### Work to do
Give only the number of lines in the listing below where the string "государственных" occurs.

### Raw data

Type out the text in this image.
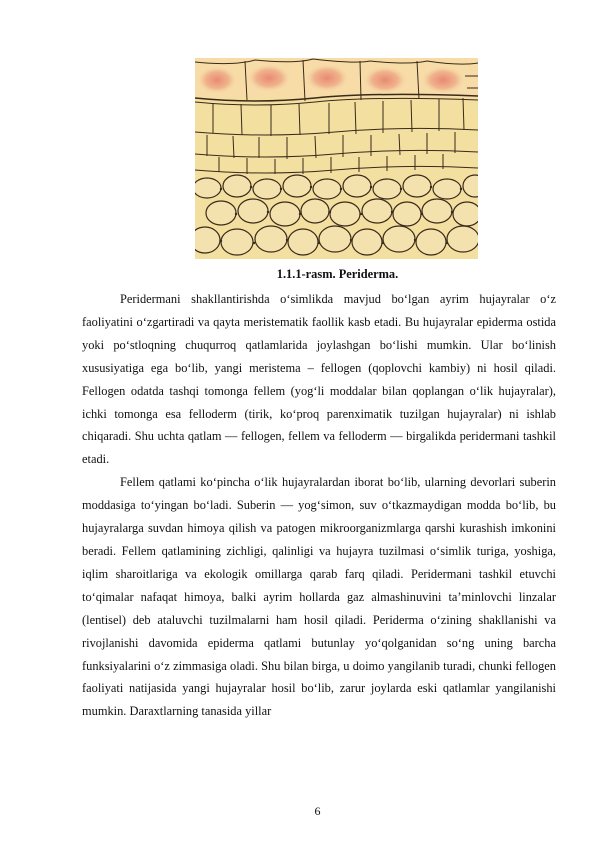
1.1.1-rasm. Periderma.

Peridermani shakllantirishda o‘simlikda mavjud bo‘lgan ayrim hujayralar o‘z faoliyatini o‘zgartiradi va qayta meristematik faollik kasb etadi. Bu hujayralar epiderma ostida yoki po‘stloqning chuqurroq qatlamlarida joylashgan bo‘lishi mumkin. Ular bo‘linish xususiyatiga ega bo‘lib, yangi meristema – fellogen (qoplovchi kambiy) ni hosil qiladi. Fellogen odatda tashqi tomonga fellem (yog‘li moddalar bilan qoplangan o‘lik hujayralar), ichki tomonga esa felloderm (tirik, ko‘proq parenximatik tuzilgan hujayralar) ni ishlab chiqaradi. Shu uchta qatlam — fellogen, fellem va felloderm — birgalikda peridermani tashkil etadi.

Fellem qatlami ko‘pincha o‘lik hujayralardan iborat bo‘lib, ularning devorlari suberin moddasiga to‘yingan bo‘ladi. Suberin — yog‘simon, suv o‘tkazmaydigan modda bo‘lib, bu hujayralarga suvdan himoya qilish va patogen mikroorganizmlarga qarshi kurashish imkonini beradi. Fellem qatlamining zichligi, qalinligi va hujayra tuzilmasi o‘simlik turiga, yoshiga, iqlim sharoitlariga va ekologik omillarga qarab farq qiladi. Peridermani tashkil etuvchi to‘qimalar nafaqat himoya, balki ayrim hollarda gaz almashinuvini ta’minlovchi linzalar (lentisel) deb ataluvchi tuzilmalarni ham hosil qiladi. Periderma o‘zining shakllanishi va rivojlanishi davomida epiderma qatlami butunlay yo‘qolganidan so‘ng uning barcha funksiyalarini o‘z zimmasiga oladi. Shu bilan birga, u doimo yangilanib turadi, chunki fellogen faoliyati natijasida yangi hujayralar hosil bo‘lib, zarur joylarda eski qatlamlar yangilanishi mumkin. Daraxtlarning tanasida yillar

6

* * *

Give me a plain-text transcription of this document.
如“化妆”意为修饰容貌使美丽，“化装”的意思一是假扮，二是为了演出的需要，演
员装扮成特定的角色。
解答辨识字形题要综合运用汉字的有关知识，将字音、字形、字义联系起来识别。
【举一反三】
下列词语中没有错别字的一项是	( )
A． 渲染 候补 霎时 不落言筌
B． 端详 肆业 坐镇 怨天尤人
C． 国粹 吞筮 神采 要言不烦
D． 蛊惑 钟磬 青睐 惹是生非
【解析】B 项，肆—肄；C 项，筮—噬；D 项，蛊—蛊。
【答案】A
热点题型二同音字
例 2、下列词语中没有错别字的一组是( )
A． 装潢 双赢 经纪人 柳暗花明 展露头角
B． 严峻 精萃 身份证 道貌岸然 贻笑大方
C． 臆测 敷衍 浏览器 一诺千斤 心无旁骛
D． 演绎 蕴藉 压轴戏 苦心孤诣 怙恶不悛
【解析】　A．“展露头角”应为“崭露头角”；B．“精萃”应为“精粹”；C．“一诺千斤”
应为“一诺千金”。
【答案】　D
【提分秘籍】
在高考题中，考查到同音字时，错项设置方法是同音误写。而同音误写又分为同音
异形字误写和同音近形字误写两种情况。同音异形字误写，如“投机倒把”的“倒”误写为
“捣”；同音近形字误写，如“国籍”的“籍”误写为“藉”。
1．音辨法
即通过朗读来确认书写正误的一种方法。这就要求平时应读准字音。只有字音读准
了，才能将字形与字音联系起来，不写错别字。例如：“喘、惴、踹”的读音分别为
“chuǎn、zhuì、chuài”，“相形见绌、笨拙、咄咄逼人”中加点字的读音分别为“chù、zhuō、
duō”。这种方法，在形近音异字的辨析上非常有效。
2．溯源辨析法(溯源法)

--

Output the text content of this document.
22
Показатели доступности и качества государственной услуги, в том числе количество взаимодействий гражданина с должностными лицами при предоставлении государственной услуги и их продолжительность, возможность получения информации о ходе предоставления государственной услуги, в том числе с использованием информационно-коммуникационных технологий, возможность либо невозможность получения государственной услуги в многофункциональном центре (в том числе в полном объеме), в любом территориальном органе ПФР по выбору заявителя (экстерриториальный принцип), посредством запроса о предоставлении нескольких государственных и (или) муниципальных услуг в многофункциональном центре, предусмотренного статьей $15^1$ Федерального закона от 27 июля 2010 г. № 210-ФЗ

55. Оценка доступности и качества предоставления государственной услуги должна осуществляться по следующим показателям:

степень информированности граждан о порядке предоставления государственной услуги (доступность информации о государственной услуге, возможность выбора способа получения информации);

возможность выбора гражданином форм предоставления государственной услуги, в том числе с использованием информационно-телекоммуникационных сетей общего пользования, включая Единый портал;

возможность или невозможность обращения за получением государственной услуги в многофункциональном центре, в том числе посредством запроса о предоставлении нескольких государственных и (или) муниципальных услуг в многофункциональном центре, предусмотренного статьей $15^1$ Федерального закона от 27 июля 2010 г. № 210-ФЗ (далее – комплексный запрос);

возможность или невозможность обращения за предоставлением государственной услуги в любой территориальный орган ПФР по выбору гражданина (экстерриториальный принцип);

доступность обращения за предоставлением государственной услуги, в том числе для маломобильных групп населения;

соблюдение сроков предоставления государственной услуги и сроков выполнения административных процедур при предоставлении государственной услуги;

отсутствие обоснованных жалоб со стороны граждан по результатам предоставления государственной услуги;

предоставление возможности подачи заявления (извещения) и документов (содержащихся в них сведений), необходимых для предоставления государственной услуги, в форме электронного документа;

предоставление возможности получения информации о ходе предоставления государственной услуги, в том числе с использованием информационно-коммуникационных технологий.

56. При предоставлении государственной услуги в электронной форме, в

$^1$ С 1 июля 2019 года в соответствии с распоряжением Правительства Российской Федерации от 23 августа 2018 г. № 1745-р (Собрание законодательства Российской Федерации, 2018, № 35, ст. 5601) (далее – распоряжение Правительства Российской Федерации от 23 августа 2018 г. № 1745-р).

### Exercise result
2